REQUIREMENT:
Look below. Copy each line that has "relative" in it.
-- begin RECORDS --
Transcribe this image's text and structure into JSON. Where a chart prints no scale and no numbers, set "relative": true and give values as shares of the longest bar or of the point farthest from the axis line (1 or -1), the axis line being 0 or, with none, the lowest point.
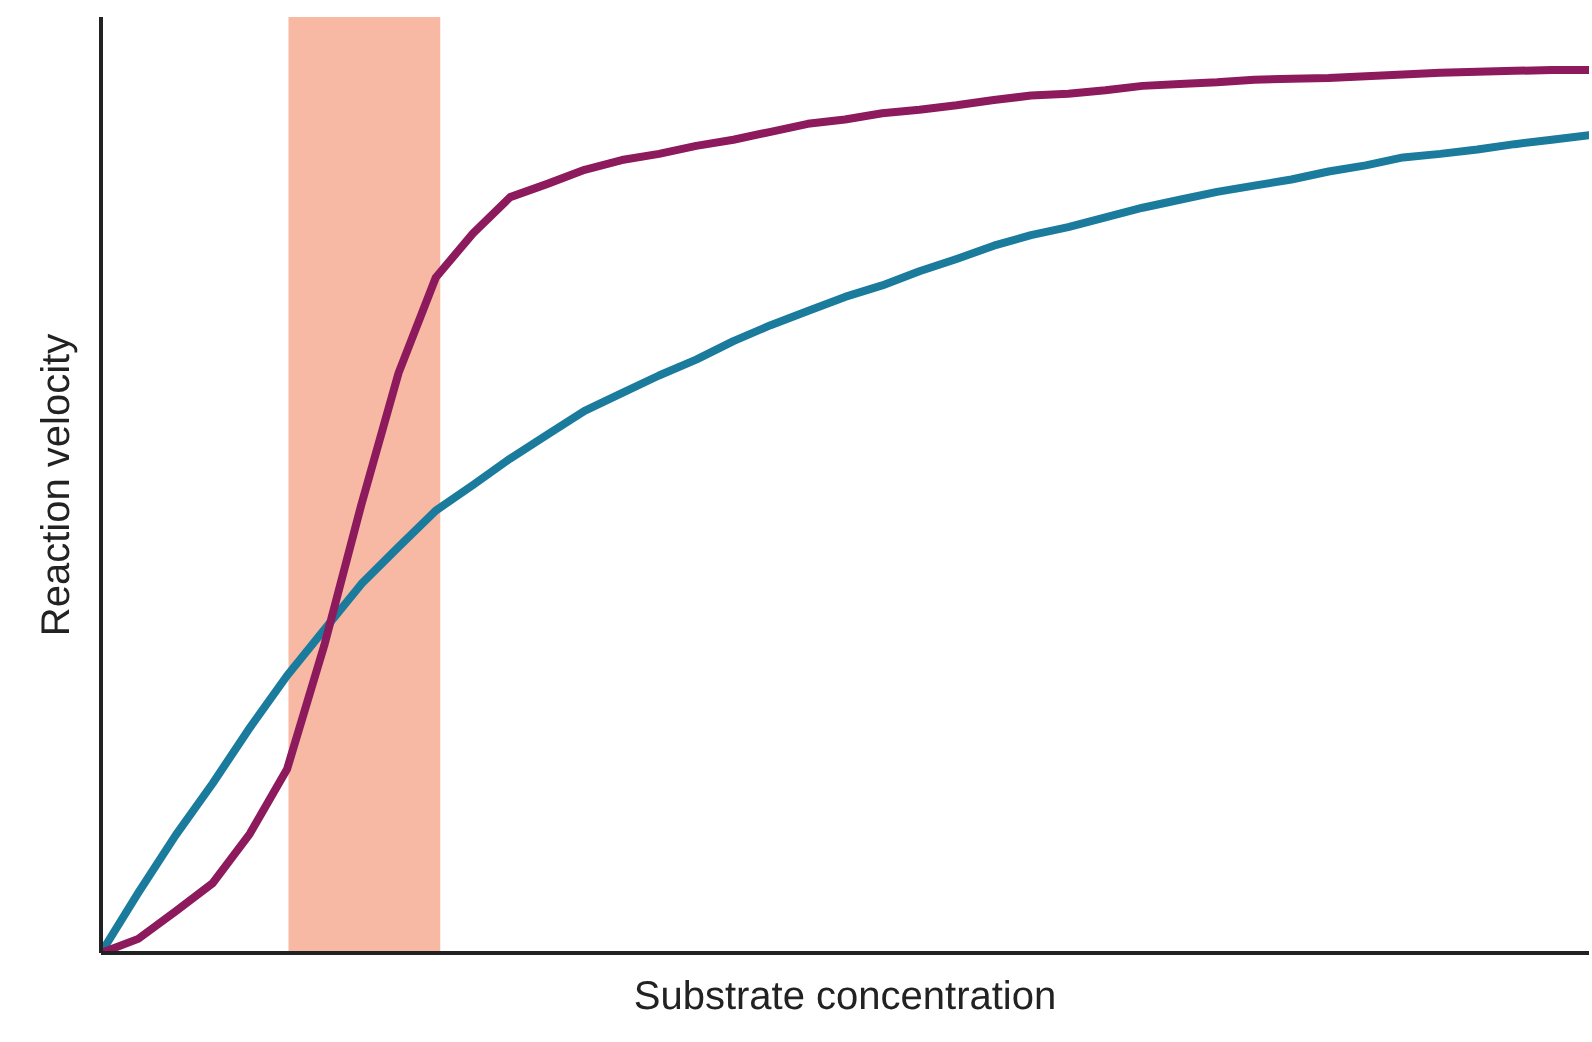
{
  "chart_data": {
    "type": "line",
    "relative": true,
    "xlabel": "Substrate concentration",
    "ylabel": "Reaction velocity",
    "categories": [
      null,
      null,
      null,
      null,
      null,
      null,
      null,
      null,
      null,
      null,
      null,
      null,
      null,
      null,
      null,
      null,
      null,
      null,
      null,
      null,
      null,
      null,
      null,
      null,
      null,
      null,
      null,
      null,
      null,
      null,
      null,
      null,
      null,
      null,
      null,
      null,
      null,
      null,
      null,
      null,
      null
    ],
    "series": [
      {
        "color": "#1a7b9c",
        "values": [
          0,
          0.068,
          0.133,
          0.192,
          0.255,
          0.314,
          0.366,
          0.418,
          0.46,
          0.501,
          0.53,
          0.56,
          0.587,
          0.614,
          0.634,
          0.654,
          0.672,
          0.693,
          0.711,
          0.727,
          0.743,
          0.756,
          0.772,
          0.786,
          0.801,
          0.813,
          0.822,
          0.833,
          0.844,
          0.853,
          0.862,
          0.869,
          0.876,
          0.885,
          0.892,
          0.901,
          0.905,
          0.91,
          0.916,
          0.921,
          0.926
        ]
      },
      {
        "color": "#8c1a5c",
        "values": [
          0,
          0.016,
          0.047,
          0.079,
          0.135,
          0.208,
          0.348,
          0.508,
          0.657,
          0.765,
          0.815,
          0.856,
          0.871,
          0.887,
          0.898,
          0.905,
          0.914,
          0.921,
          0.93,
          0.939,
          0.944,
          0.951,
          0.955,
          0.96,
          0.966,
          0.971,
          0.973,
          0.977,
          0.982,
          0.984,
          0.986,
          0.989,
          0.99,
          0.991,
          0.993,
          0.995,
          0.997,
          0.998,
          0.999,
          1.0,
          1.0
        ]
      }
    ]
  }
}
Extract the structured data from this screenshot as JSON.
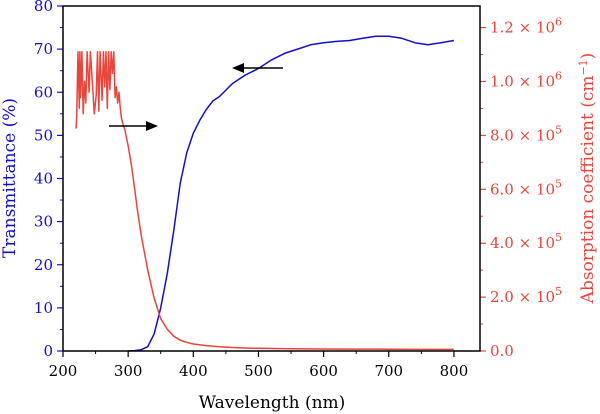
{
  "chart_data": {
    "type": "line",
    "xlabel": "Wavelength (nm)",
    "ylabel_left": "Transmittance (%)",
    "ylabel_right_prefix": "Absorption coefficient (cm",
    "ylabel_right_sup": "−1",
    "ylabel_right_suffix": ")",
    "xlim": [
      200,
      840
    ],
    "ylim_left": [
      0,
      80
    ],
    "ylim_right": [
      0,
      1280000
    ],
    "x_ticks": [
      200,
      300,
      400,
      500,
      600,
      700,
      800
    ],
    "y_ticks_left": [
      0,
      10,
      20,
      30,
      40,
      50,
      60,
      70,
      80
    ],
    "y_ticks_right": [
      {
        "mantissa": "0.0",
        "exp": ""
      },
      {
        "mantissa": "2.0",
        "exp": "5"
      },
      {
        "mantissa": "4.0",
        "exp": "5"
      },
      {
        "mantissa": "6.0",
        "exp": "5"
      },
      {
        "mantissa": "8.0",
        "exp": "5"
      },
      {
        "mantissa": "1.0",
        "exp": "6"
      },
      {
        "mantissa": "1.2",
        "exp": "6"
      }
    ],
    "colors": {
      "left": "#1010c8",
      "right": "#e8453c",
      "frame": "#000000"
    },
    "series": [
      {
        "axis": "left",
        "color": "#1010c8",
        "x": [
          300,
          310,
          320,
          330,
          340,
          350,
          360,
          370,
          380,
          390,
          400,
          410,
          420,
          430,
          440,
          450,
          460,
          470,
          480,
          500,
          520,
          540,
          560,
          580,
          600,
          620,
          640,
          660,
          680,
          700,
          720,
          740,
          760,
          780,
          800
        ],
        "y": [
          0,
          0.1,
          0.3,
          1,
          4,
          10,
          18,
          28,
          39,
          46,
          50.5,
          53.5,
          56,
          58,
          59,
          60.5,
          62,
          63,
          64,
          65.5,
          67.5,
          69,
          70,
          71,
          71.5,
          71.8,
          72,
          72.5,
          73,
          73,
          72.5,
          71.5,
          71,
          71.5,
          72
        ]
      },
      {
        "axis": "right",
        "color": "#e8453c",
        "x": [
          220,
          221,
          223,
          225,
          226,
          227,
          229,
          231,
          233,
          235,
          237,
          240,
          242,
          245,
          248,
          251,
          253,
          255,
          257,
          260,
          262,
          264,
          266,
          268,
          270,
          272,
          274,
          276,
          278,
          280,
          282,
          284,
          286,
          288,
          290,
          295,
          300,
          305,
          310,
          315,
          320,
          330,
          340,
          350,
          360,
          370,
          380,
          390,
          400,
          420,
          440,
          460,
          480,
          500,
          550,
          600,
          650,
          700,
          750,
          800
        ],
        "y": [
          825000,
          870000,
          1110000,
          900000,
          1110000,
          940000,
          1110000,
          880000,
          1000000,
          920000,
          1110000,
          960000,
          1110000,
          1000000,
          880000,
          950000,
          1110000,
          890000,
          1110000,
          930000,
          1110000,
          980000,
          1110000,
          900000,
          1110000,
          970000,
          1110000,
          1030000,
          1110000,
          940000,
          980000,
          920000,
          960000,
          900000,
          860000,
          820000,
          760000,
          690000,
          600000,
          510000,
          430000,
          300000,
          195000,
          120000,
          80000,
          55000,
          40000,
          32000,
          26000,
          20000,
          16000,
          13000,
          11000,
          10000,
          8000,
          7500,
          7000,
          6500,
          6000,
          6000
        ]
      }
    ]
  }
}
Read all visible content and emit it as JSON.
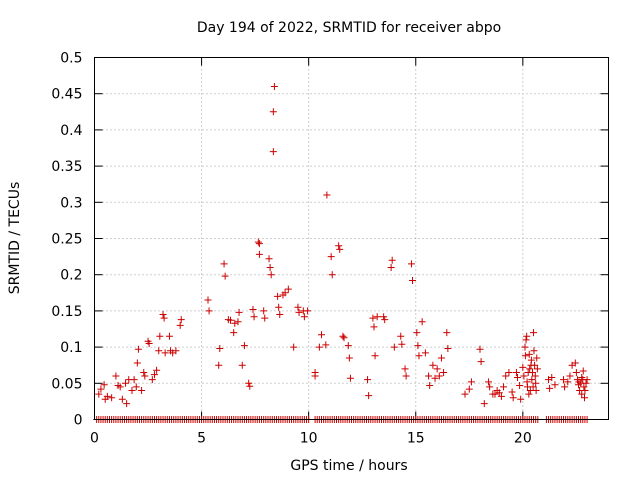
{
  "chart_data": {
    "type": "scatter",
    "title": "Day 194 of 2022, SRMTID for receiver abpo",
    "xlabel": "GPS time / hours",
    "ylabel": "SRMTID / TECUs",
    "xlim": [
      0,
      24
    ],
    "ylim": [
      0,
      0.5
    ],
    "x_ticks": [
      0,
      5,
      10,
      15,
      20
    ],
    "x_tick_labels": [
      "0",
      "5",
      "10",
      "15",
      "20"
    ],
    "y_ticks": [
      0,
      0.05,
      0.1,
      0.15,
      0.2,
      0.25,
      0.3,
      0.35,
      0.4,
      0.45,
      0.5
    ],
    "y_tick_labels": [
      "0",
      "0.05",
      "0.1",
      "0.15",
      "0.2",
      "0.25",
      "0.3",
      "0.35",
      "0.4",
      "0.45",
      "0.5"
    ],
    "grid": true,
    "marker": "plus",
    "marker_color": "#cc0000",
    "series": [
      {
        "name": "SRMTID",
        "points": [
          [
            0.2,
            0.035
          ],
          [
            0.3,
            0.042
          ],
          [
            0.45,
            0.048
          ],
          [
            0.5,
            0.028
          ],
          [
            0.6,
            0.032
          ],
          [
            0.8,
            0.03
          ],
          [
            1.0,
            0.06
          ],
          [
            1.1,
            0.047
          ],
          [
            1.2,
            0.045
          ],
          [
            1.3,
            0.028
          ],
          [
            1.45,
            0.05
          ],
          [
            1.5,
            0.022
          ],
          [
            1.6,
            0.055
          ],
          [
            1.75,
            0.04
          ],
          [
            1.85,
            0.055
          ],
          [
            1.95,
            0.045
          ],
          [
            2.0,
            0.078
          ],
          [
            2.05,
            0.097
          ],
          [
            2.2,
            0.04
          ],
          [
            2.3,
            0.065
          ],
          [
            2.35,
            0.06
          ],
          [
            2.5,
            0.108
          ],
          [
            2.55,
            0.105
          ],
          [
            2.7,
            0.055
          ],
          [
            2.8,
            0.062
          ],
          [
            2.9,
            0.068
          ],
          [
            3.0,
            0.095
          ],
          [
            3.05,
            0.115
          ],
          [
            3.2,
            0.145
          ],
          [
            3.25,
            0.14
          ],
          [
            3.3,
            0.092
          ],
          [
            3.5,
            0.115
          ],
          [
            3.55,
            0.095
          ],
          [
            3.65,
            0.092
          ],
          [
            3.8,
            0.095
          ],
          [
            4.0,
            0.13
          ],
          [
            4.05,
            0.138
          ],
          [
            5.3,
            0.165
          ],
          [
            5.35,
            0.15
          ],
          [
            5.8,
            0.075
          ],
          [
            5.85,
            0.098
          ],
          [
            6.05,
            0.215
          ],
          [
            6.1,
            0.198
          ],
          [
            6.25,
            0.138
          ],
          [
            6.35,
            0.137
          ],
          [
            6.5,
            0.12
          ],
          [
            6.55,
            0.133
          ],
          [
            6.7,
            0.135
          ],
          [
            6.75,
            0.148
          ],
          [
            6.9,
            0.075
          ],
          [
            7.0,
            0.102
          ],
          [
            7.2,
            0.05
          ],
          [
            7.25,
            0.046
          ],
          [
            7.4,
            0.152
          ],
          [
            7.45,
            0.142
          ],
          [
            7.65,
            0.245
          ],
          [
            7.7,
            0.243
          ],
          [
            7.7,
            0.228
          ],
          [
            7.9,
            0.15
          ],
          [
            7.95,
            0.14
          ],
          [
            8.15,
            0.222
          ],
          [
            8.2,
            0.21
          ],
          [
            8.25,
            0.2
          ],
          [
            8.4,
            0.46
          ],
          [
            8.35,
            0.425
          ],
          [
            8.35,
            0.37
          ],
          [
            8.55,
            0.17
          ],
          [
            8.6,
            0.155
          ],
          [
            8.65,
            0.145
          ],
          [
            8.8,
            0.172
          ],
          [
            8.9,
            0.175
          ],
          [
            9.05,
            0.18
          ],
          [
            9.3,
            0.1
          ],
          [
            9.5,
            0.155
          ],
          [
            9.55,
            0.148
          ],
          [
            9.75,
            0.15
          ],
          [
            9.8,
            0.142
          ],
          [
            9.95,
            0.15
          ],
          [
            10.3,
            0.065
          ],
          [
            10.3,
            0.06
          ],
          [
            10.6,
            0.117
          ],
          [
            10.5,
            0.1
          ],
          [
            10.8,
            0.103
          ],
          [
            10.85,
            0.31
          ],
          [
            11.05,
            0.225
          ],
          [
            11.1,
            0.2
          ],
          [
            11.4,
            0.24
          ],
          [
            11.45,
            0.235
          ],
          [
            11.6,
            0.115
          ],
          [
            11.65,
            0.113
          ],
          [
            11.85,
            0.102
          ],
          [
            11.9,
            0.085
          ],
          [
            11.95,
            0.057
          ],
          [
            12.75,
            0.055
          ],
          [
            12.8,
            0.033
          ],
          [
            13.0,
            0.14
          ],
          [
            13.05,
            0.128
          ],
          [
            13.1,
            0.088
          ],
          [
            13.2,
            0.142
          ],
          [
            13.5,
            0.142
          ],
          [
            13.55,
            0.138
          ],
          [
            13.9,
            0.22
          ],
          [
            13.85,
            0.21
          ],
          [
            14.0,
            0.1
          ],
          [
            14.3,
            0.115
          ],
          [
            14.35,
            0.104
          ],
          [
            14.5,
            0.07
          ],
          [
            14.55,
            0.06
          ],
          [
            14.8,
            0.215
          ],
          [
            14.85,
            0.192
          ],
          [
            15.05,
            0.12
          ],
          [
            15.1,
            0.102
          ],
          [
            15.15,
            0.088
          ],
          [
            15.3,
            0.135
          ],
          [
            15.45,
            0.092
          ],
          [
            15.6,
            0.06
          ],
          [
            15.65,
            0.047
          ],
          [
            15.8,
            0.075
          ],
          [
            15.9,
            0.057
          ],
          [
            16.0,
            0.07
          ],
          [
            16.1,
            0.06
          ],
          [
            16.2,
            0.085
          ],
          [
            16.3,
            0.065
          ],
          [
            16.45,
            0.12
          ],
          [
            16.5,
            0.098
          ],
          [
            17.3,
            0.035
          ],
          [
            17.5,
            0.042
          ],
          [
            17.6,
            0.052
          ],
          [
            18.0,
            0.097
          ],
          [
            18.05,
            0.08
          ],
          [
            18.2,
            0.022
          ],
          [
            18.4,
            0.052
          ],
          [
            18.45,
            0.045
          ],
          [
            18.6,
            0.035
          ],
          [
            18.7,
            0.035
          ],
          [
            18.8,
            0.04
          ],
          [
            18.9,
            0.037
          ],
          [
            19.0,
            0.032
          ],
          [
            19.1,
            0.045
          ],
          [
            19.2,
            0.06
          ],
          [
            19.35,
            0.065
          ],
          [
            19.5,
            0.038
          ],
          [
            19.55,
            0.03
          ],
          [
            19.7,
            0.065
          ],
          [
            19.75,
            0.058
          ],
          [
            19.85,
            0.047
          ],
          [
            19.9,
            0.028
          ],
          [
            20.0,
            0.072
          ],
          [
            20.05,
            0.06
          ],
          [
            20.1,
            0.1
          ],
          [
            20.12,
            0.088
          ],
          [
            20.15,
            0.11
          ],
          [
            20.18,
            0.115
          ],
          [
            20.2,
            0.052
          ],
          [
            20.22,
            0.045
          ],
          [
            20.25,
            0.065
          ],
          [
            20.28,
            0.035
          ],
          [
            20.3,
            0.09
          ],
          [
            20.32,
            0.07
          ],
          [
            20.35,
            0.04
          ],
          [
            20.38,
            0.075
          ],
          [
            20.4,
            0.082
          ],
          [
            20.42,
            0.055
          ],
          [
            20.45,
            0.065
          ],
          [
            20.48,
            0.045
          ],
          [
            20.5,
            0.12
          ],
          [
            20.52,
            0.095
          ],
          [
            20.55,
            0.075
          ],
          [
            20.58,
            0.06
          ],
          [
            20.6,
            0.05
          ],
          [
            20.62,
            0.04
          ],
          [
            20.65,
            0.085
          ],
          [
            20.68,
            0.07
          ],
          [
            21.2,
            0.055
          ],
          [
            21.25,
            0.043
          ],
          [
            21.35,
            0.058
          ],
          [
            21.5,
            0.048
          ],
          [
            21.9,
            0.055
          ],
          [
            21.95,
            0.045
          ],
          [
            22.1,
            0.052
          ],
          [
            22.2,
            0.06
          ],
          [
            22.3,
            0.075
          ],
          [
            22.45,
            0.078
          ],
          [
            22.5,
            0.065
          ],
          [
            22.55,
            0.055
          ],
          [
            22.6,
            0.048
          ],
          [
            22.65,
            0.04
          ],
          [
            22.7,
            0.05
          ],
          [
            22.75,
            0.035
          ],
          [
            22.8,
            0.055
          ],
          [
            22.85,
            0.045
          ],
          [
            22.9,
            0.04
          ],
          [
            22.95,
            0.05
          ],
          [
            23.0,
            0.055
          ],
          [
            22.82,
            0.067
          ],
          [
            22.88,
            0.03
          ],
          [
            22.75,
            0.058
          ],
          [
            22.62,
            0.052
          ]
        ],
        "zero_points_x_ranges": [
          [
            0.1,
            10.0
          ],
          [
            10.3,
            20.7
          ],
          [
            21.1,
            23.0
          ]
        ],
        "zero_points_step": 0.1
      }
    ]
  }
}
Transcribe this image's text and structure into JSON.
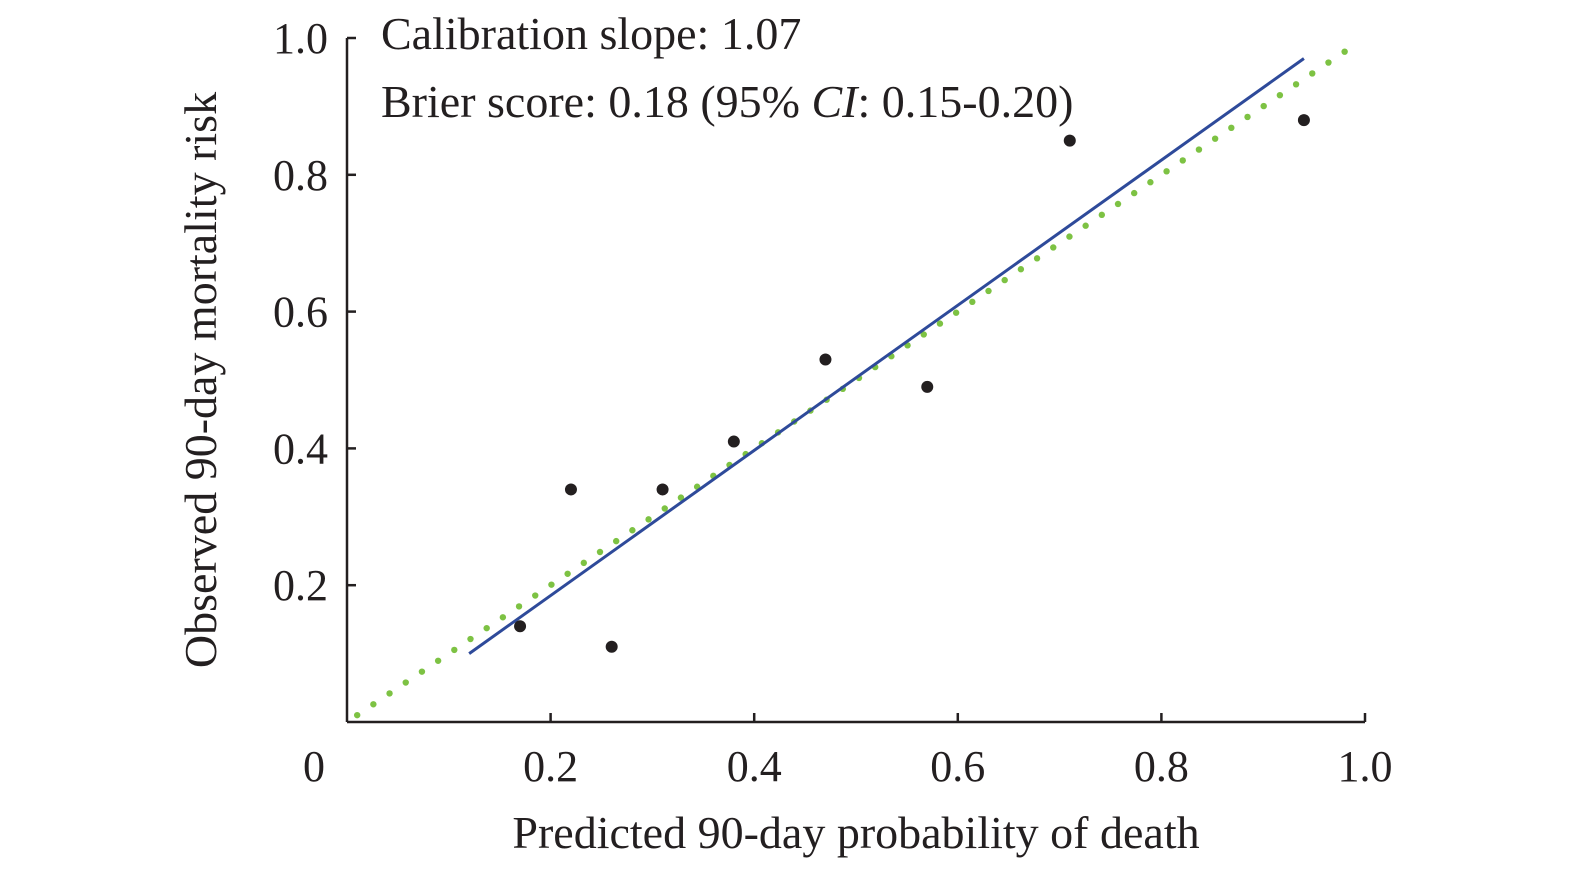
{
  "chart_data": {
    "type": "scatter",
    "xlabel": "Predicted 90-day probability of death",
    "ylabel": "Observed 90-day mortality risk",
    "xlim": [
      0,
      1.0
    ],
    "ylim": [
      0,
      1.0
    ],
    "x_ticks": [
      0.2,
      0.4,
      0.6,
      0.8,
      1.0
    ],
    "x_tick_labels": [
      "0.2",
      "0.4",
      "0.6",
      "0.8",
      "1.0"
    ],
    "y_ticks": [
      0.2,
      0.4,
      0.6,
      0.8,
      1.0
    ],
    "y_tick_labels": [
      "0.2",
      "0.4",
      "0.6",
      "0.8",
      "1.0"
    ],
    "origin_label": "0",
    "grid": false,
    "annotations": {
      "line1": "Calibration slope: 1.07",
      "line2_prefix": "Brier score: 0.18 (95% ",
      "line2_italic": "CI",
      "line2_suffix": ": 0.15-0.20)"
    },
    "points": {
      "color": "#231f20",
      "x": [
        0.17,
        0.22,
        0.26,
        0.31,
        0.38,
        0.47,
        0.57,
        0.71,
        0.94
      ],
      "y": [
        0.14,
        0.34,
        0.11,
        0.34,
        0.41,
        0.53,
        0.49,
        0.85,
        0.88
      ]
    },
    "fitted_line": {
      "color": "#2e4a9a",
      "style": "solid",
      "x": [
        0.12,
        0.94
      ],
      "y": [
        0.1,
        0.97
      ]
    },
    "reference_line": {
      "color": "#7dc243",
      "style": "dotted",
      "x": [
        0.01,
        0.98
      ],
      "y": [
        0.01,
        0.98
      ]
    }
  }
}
-- end RECORDS --
ANSWER TO THIS TASK:
Transcribe this image's text and structure into JSON. Where a chart prints no scale and no numbers, set "relative": true and give values as shares of the longest bar or of the point farthest from the axis line (1 or -1), the axis line being 0 or, with none, the lowest point.
    "relative": true,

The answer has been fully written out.